** START OF Data supplied **

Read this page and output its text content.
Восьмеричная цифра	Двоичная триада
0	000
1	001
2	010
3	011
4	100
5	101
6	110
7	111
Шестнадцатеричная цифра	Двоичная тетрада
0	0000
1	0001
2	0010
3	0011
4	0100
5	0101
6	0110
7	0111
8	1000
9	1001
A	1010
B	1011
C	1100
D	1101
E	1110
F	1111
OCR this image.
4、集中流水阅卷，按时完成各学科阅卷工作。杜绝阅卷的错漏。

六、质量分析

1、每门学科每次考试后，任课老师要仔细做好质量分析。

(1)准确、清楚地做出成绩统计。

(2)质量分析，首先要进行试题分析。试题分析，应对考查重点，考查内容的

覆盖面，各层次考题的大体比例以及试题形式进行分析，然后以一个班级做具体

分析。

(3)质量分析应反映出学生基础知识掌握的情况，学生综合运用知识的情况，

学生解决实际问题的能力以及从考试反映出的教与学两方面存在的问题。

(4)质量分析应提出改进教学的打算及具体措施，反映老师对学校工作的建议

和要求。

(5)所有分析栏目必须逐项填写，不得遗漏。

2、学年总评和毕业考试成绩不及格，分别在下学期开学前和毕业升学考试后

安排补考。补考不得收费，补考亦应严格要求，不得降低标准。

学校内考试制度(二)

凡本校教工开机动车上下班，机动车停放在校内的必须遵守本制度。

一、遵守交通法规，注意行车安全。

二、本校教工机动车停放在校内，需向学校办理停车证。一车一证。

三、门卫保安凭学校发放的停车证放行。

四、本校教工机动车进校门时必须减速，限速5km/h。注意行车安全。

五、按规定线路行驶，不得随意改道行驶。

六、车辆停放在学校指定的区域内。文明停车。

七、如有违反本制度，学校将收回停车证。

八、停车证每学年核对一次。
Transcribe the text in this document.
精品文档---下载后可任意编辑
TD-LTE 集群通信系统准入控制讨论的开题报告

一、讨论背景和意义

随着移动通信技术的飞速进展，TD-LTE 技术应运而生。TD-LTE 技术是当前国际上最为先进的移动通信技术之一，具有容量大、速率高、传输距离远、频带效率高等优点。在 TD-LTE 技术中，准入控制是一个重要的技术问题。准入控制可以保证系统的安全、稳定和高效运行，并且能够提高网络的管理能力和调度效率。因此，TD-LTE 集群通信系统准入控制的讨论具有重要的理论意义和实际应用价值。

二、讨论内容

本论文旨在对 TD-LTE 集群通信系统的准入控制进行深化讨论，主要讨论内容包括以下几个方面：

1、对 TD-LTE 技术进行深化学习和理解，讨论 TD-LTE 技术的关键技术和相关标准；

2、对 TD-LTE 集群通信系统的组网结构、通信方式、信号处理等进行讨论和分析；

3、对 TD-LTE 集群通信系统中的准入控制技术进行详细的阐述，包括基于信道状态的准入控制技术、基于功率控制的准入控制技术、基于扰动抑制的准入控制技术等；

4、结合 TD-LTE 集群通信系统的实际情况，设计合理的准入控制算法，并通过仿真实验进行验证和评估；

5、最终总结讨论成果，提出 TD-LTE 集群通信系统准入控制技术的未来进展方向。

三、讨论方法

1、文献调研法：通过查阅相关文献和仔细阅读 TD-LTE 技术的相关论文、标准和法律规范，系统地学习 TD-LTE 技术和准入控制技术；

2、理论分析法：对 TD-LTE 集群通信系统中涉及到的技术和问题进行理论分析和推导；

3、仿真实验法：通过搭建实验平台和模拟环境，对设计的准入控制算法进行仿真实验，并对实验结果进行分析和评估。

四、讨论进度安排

** END OF Data supplied **
** START OF Data supplied **

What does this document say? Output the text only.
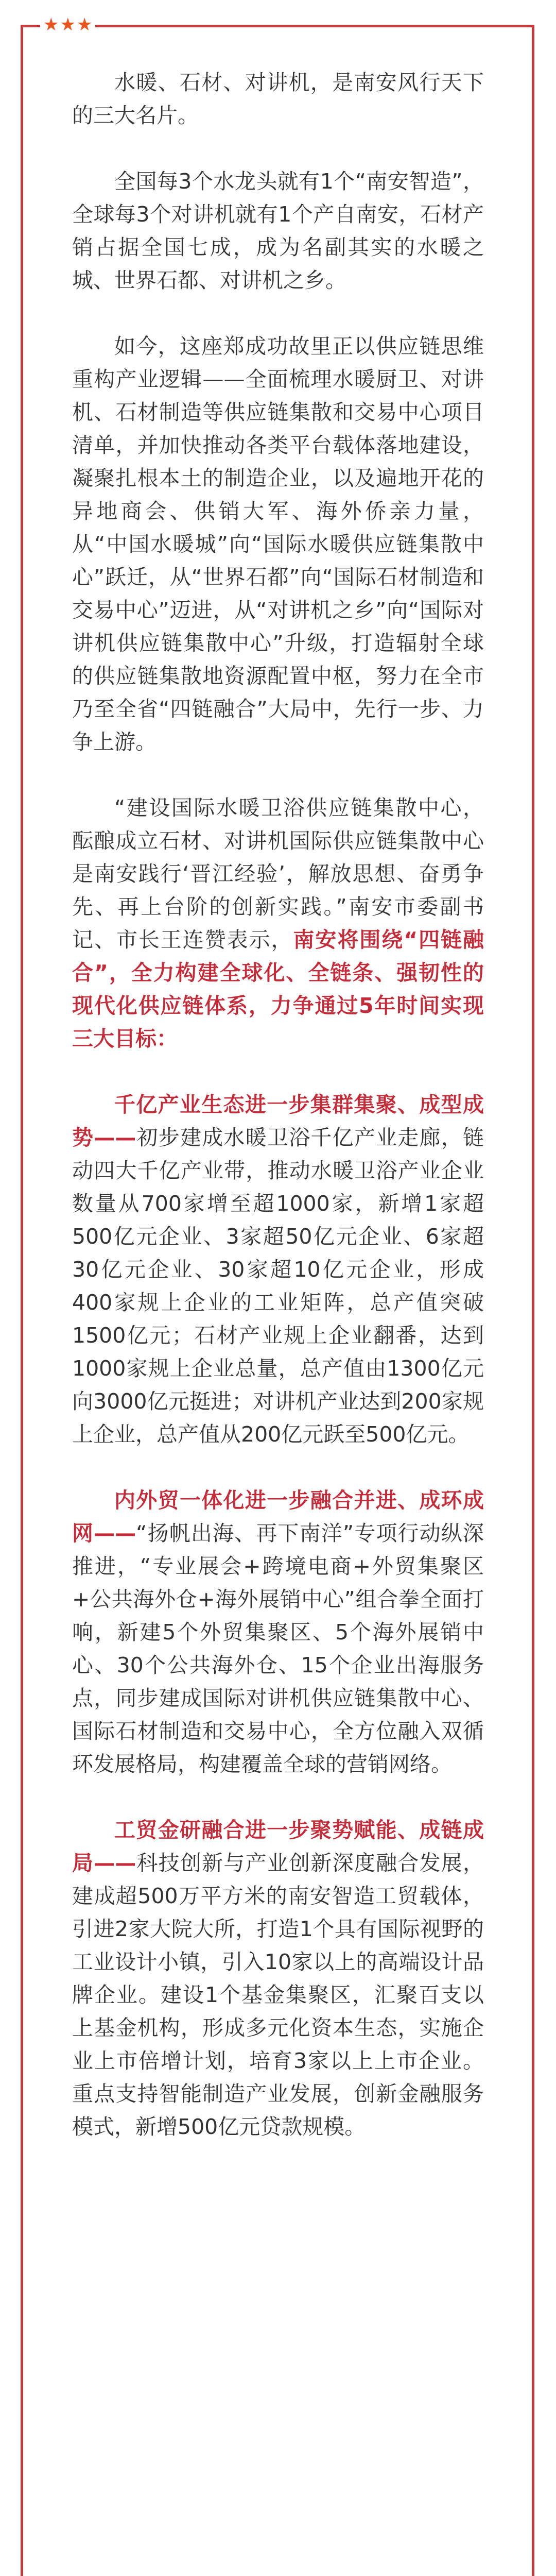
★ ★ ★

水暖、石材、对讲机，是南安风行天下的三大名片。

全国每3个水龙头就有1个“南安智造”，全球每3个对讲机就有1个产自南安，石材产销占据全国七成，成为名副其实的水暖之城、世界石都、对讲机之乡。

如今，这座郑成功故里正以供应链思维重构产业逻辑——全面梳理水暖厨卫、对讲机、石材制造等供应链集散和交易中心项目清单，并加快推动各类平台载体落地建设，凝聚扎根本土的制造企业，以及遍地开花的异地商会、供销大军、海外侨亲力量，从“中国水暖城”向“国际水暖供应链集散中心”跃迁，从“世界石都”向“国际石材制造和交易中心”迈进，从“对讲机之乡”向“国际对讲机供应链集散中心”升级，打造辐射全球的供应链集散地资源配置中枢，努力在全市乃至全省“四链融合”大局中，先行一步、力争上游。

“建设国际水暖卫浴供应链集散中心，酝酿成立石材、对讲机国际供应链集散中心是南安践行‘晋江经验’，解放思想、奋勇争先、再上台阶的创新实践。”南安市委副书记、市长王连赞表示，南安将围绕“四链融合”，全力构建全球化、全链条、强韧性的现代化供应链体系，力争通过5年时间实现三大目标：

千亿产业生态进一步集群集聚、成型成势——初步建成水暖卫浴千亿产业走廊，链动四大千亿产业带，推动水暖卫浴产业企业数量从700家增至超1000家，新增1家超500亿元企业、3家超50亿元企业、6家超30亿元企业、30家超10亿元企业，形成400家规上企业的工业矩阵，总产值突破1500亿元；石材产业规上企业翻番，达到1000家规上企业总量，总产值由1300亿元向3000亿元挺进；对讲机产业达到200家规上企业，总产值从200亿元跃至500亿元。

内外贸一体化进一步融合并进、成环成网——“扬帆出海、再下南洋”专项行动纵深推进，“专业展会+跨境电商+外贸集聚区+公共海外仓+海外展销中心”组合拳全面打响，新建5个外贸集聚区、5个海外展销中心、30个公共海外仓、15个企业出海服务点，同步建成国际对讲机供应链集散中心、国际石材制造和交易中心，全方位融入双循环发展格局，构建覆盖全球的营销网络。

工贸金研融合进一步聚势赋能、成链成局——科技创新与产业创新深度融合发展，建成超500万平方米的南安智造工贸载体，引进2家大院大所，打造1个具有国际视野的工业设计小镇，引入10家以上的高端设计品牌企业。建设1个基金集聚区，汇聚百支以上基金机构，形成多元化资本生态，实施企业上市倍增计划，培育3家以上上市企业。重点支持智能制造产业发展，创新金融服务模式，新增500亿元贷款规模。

** END OF Data supplied **

Directive >>
Read the entries and pick out all lines that include the word "цифра".

Exercise output >>
Восьмеричная цифра	Двоичная триада
Шестнадцатеричная цифра	Двоичная тетрада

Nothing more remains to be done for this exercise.